> [PROVIDED ENTRIES]:
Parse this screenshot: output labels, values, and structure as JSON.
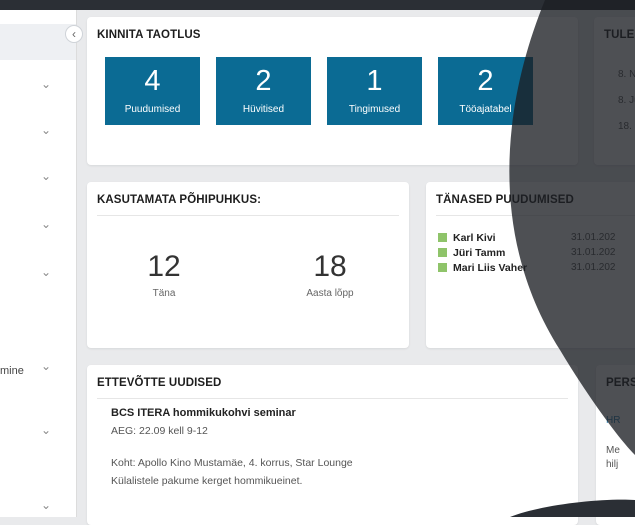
{
  "sidebar": {
    "items": [
      {
        "label": ""
      },
      {
        "label": ""
      },
      {
        "label": ""
      },
      {
        "label": ""
      },
      {
        "label": ""
      },
      {
        "label": "mine"
      },
      {
        "label": ""
      },
      {
        "label": ""
      }
    ],
    "collapse_glyph": "‹"
  },
  "confirm_card": {
    "title": "KINNITA TAOTLUS",
    "tiles": [
      {
        "count": "4",
        "label": "Puudumised"
      },
      {
        "count": "2",
        "label": "Hüvitised"
      },
      {
        "count": "1",
        "label": "Tingimused"
      },
      {
        "count": "2",
        "label": "Tööajatabel"
      }
    ]
  },
  "upcoming_card": {
    "title": "TULE",
    "lines": [
      "8. N",
      "8. Ju",
      "18."
    ]
  },
  "vacation_card": {
    "title": "KASUTAMATA PÕHIPUHKUS:",
    "stats": [
      {
        "value": "12",
        "label": "Täna"
      },
      {
        "value": "18",
        "label": "Aasta lõpp"
      }
    ]
  },
  "absences_card": {
    "title": "TÄNASED PUUDUMISED",
    "rows": [
      {
        "name": "Karl Kivi",
        "date": "31.01.202"
      },
      {
        "name": "Jüri Tamm",
        "date": "31.01.202"
      },
      {
        "name": "Mari Liis Vaher",
        "date": "31.01.202"
      }
    ]
  },
  "news_card": {
    "title": "ETTEVÕTTE UUDISED",
    "item_title": "BCS ITERA hommikukohvi seminar",
    "lines": [
      "AEG: 22.09 kell 9-12",
      "Koht: Apollo Kino Mustamäe, 4. korrus, Star Lounge",
      "Külalistele pakume kerget hommikueinet."
    ]
  },
  "personal_card": {
    "title": "PERS",
    "link": "HR",
    "lines": [
      "Me",
      "hilj"
    ]
  },
  "colors": {
    "tile": "#0b6b94",
    "absence_marker": "#8fc46a",
    "background": "#e9eaec",
    "overlay": "#1c1f24"
  },
  "icons": {
    "sidebar_chevron": "chevron-down-icon",
    "collapse": "chevron-left-icon"
  }
}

> [REQUIREMENTS]: Only the number is wanted: how many lines of the material contain the word "name"?

> [RESULT OF THIS EXERCISE]: 3